■ Supplied data ■
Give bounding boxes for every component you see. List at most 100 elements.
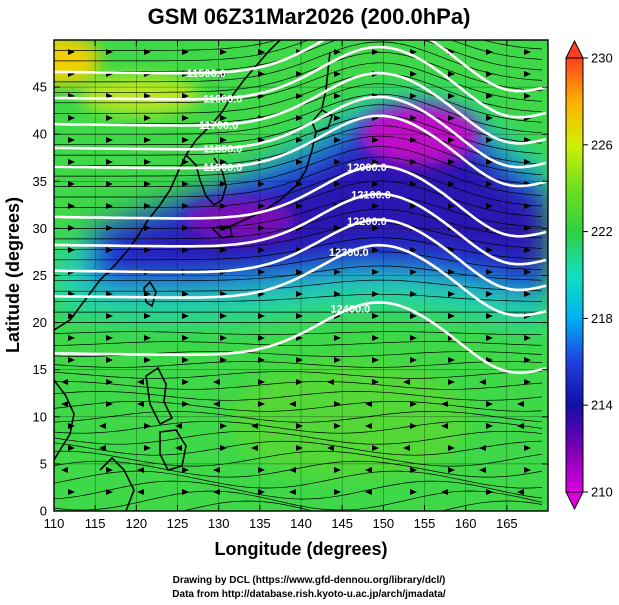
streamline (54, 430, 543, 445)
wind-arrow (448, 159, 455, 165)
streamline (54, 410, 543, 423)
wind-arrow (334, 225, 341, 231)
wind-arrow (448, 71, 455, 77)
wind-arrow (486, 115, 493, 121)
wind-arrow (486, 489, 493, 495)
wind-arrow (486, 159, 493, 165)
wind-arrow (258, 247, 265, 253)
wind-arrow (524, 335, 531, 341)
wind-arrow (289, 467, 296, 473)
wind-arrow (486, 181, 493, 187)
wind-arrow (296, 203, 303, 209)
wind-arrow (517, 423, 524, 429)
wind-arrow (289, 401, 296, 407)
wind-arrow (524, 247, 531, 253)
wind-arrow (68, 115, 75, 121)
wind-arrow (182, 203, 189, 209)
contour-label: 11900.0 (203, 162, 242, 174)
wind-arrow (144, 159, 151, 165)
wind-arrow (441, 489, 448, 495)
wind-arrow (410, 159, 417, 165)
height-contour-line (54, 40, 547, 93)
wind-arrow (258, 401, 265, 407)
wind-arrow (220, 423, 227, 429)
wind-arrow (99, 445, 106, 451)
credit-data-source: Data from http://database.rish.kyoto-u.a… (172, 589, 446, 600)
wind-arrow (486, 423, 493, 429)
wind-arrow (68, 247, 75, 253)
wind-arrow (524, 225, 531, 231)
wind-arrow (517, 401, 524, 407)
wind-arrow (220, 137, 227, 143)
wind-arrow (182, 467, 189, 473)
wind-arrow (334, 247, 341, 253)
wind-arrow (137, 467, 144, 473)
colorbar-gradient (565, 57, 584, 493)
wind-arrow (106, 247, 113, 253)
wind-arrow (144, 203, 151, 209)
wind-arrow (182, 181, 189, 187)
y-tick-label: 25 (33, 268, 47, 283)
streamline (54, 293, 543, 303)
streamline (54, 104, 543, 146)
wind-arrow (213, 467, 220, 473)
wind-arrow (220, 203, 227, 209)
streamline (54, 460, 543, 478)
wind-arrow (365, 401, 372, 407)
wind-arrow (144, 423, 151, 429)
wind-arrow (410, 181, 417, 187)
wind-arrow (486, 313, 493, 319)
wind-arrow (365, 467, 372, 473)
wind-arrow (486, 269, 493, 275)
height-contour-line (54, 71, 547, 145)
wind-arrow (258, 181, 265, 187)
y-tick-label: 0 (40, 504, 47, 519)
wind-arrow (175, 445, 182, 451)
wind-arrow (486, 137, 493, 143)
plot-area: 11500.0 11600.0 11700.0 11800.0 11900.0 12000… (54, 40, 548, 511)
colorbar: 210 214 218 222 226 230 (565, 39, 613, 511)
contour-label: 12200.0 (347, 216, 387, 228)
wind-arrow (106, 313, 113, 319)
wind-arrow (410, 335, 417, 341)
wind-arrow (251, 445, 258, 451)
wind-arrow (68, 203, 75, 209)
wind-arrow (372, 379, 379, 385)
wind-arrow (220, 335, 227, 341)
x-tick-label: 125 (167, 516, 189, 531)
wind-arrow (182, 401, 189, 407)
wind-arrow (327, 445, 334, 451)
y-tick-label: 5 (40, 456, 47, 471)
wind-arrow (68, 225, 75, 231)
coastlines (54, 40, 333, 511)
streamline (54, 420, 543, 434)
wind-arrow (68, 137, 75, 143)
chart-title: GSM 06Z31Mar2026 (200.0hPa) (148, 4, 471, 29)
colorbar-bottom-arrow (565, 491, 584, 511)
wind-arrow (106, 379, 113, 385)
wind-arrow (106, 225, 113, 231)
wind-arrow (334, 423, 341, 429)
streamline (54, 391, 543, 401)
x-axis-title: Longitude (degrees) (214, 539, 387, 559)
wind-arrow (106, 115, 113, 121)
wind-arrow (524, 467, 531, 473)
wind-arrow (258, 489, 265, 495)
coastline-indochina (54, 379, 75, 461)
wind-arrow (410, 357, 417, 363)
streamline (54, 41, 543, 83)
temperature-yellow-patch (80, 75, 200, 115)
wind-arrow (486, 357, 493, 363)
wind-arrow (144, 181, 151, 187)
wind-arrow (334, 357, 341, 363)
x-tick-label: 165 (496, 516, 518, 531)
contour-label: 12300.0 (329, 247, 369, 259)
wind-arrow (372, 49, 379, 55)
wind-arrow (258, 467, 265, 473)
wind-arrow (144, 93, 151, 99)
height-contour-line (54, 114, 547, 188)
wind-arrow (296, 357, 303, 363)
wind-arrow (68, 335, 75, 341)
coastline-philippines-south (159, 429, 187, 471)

---

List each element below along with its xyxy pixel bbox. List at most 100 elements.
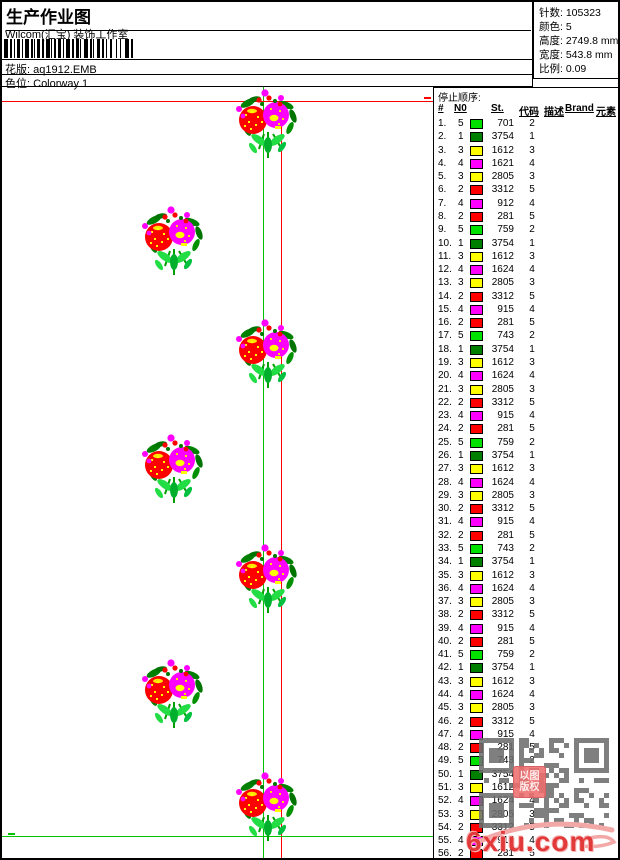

■ Exercise aim ■
Count how many lines of the material above contain the string "List", matching case exactly, and give only that number.

■ Finished answer ■
2